§ **What is asked**: Gather all lines in the data that hold the string "Prediction".

§ **Entries supplied**:
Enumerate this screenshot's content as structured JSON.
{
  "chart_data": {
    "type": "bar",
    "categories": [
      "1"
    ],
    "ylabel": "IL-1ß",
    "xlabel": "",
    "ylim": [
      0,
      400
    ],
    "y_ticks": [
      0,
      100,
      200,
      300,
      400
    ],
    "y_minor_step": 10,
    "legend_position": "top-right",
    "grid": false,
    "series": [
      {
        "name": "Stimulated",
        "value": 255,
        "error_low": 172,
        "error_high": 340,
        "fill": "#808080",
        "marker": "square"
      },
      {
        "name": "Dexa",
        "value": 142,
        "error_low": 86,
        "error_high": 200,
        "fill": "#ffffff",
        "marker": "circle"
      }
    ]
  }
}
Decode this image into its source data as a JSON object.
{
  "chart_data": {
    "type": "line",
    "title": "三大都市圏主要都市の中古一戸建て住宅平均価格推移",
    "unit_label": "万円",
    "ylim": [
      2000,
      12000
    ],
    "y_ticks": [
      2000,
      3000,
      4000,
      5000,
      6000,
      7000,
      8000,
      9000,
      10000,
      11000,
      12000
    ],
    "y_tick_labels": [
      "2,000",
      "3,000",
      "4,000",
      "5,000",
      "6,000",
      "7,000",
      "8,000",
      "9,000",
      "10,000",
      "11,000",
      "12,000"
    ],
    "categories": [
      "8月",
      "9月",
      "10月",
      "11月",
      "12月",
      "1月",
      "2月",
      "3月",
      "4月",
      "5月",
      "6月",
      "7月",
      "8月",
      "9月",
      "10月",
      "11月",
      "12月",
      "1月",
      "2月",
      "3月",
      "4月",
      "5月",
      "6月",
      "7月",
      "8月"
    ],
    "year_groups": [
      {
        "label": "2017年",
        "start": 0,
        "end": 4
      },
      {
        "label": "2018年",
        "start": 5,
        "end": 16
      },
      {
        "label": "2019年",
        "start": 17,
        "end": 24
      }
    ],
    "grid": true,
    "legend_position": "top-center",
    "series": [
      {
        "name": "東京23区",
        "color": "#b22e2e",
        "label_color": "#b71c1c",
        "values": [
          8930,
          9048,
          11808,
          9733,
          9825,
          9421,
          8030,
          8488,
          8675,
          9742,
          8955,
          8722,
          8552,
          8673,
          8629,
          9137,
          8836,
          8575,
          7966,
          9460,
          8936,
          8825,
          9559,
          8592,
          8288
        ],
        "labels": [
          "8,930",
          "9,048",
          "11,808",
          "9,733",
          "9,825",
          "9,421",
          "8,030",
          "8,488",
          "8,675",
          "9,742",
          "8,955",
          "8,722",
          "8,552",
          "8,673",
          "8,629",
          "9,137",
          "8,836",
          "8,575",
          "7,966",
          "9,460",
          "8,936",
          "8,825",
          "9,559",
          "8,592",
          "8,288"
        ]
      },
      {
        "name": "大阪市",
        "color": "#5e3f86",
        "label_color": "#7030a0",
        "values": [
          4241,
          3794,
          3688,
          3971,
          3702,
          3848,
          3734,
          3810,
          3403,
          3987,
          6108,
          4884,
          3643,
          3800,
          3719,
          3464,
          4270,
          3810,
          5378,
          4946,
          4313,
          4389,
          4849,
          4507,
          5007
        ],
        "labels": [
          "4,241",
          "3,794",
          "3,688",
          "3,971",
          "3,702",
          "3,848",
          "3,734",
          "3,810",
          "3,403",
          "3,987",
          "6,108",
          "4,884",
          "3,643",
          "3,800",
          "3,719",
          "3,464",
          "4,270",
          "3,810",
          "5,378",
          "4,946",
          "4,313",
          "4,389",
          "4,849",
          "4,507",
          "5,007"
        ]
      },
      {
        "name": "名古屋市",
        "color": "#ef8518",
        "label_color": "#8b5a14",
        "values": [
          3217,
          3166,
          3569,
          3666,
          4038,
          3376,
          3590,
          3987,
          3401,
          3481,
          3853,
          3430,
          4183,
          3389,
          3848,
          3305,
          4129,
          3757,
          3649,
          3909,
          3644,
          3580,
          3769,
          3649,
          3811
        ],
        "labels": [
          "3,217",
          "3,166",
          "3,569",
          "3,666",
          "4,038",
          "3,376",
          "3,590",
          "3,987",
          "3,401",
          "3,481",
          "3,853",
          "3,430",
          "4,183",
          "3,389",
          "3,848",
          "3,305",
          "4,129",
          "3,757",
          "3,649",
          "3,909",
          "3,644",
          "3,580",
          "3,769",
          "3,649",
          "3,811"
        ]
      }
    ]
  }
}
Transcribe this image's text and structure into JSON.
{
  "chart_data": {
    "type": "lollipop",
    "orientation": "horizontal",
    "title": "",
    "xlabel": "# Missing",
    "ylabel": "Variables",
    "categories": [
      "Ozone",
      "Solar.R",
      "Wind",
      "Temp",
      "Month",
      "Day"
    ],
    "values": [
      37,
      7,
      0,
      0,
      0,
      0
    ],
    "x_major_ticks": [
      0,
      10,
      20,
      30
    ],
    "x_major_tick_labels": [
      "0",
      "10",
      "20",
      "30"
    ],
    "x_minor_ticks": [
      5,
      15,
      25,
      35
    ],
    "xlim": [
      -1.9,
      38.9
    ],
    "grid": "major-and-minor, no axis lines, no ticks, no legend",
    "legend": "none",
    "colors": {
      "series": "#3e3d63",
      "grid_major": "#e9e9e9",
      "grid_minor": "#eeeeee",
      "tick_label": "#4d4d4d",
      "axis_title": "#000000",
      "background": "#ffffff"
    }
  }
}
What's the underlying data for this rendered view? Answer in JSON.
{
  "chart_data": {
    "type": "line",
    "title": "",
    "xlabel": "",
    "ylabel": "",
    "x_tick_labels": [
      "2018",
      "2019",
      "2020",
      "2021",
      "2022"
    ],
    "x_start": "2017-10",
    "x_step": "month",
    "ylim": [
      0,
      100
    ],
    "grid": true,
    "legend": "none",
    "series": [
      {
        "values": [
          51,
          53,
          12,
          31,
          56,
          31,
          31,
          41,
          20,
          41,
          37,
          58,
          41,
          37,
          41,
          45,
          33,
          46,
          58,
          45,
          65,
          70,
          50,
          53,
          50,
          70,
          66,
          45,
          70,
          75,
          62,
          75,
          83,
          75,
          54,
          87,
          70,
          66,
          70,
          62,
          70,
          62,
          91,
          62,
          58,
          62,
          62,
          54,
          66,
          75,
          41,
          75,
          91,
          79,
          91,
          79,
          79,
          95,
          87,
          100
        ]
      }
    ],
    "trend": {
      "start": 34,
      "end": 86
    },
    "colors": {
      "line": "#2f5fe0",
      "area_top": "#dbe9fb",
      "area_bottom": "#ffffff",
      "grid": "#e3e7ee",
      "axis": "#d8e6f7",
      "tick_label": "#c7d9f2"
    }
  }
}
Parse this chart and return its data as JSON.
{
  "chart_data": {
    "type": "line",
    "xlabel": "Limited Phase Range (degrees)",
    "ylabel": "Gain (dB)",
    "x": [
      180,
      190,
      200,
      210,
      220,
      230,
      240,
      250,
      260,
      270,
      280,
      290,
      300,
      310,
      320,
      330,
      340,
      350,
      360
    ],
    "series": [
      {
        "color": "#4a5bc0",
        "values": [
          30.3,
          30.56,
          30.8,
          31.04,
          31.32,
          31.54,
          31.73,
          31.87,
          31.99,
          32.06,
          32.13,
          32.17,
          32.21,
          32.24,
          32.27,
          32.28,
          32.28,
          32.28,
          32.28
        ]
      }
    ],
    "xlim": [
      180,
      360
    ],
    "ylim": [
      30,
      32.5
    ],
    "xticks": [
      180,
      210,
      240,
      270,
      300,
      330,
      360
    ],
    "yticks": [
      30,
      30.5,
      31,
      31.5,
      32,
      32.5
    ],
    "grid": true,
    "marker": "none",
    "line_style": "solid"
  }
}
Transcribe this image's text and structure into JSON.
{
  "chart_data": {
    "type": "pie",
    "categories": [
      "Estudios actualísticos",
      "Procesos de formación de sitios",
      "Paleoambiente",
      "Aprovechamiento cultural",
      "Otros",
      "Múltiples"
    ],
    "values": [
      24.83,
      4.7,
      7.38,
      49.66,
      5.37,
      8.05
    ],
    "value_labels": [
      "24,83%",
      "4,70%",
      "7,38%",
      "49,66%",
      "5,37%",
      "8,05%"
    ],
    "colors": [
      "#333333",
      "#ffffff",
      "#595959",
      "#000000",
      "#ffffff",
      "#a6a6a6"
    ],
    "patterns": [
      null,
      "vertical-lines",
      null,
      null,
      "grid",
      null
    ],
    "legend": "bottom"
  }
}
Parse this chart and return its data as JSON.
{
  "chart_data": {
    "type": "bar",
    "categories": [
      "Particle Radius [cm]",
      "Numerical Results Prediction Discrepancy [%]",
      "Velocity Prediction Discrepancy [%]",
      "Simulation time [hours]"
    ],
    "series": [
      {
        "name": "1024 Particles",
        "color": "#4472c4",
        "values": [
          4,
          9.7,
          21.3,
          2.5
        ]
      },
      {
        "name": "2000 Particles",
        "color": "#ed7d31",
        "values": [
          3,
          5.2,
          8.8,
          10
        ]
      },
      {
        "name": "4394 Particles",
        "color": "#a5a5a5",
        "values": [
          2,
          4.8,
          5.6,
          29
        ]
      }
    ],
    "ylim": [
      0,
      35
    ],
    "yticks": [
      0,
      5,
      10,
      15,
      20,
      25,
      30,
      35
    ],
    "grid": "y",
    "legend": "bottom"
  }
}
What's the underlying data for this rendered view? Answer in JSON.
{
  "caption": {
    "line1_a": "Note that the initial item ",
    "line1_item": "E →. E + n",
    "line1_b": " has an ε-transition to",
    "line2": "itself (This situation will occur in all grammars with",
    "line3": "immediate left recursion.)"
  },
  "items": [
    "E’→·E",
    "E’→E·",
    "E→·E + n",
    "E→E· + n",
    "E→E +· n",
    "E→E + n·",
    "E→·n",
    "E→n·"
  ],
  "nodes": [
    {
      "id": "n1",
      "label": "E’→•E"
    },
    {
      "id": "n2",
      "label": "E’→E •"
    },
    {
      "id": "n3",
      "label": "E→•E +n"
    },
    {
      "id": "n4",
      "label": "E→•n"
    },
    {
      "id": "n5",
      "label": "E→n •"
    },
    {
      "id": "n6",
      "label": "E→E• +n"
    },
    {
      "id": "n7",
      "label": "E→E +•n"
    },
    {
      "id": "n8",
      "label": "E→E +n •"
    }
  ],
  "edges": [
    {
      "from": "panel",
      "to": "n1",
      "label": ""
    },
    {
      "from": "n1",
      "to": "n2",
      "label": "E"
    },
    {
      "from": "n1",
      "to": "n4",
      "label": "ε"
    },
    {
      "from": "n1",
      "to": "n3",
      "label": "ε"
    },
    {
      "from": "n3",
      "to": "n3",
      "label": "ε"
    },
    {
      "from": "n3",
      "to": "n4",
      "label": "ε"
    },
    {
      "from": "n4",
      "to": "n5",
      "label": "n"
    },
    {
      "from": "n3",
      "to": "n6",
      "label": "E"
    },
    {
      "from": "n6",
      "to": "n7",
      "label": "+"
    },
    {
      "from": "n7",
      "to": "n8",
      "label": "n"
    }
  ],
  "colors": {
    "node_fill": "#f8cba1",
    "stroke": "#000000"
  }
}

§ **Task solution**:
      "Numerical Results Prediction Discrepancy [%]",
      "Velocity Prediction Discrepancy [%]",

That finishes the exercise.